# WORK REQUIRED
Keep only the lines that hold the string "source", filtering out the rest of the entries below.

# RECORDS FOR THE EXERCISE
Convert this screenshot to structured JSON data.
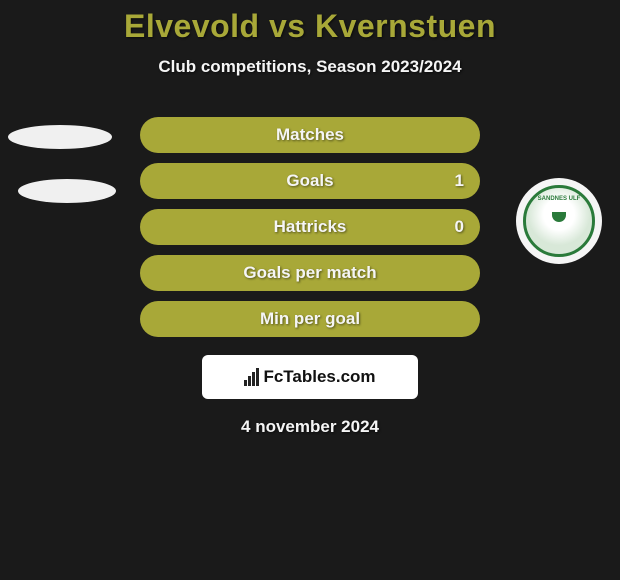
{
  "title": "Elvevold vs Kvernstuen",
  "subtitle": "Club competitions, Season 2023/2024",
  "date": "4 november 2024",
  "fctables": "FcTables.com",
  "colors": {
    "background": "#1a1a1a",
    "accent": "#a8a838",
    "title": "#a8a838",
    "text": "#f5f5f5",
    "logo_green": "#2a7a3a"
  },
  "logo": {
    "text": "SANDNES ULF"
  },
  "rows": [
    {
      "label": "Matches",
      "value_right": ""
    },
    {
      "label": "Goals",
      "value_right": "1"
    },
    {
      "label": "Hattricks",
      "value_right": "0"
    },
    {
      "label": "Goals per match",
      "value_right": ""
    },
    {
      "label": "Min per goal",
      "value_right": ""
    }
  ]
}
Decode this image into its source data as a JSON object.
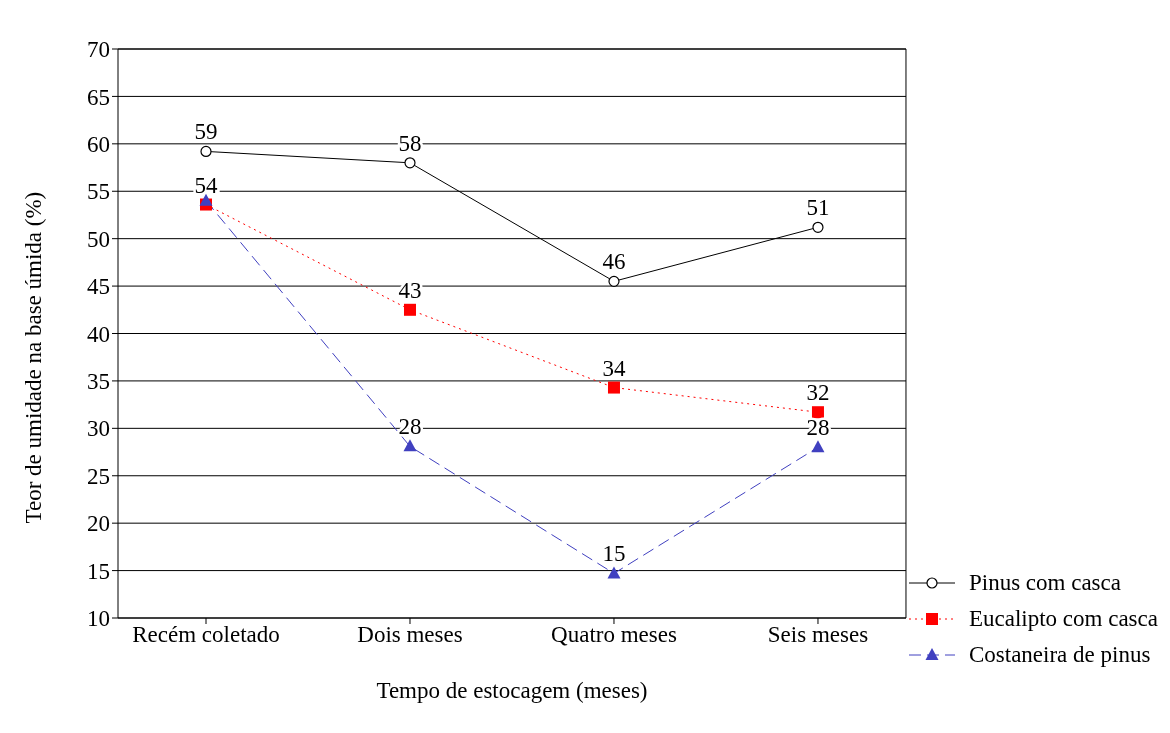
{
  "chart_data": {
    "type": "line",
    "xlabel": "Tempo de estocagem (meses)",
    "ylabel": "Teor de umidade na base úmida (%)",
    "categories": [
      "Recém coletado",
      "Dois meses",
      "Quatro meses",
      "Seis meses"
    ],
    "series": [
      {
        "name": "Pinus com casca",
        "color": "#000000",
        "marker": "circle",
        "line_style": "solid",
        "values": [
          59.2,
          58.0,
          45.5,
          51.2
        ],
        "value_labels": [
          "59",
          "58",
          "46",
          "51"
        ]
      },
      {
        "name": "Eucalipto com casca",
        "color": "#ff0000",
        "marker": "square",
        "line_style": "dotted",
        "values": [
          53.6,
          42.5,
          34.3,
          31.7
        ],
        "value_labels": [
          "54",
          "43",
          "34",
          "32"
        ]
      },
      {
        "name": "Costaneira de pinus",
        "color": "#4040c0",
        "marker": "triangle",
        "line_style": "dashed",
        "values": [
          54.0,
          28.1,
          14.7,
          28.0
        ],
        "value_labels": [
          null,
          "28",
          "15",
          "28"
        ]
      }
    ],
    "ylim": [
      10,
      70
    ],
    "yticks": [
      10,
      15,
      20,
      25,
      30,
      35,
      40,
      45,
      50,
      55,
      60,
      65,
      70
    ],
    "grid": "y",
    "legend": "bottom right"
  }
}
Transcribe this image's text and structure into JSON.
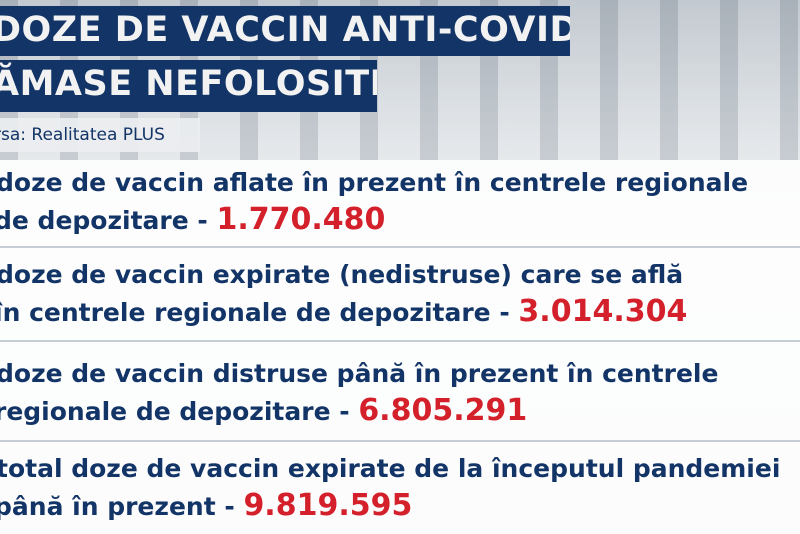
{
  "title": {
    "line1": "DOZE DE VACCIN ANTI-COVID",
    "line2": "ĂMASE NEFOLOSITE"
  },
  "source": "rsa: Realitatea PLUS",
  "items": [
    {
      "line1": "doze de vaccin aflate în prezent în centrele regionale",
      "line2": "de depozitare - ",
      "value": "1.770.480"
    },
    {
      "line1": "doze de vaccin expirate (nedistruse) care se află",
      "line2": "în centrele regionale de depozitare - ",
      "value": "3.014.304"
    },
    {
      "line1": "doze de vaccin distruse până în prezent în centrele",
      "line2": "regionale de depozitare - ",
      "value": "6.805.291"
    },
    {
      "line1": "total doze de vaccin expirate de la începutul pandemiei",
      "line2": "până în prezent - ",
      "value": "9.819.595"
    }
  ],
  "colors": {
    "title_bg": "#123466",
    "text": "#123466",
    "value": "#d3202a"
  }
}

# THE OUTPUT
Decode this image into its source data as a JSON object.
  "source": "rsa: Realitatea PLUS",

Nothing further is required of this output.